Dataset records
'''
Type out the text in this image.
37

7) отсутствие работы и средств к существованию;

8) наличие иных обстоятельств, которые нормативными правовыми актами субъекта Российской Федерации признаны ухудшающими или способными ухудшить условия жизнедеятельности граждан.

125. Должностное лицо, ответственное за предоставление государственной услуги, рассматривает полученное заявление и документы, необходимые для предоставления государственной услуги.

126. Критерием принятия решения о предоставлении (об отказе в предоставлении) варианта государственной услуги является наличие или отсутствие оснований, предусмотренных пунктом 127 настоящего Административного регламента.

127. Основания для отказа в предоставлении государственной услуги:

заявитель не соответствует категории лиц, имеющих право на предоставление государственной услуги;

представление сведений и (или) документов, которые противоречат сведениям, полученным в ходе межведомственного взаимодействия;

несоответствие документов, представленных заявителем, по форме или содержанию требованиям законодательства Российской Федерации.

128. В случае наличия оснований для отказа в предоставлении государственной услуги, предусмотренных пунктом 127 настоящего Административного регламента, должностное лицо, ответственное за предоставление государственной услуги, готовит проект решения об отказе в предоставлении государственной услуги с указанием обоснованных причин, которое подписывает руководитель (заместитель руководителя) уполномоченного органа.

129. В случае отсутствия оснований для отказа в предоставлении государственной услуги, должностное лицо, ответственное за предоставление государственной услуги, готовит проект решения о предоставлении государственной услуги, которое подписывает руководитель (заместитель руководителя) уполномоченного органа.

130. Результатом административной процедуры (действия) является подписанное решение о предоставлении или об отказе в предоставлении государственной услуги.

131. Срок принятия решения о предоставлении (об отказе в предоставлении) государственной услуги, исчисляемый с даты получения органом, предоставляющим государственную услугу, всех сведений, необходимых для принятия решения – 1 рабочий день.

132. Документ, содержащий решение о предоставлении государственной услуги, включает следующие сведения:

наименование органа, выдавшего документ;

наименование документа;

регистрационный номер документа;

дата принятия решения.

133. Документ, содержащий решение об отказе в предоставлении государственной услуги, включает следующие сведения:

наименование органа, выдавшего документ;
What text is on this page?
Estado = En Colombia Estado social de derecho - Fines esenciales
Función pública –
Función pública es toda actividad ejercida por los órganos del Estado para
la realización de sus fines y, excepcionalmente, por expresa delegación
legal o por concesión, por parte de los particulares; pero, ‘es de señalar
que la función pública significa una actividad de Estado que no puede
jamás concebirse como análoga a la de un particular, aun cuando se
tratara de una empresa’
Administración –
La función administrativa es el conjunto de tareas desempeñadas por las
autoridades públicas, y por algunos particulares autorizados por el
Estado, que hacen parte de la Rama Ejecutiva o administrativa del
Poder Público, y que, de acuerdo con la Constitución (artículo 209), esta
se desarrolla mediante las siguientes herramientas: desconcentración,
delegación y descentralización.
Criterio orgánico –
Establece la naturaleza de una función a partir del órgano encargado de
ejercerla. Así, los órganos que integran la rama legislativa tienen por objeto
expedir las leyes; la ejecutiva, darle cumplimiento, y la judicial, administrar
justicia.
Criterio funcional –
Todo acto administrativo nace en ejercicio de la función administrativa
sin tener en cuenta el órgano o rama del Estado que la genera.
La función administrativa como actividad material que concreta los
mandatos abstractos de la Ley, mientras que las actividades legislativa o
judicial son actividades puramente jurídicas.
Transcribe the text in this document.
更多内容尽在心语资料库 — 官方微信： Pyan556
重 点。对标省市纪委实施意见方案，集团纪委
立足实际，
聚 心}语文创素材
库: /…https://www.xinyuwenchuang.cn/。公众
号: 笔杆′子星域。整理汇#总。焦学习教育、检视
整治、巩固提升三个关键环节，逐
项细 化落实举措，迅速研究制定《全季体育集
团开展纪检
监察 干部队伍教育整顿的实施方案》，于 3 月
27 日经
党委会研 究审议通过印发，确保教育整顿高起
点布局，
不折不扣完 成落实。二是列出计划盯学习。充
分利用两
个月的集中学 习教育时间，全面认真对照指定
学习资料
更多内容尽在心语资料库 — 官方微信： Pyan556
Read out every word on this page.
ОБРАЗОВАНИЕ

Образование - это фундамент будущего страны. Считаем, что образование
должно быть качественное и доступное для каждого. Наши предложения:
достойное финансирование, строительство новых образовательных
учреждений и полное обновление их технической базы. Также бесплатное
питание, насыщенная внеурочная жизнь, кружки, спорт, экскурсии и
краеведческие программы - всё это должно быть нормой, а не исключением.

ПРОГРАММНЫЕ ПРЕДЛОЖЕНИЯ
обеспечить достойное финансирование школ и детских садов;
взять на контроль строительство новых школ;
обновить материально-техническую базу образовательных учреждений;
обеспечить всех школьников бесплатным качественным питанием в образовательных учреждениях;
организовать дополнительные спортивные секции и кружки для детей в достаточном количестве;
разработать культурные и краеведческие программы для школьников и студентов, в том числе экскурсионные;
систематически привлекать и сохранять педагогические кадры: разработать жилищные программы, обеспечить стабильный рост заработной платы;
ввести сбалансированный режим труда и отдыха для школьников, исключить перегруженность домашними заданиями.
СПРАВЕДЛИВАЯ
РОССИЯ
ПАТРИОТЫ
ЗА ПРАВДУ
'''
Work out how many lines of the data above contain the string "строительство" and give the number alone.

## SOLUTION FOR THIS PROBLEM
2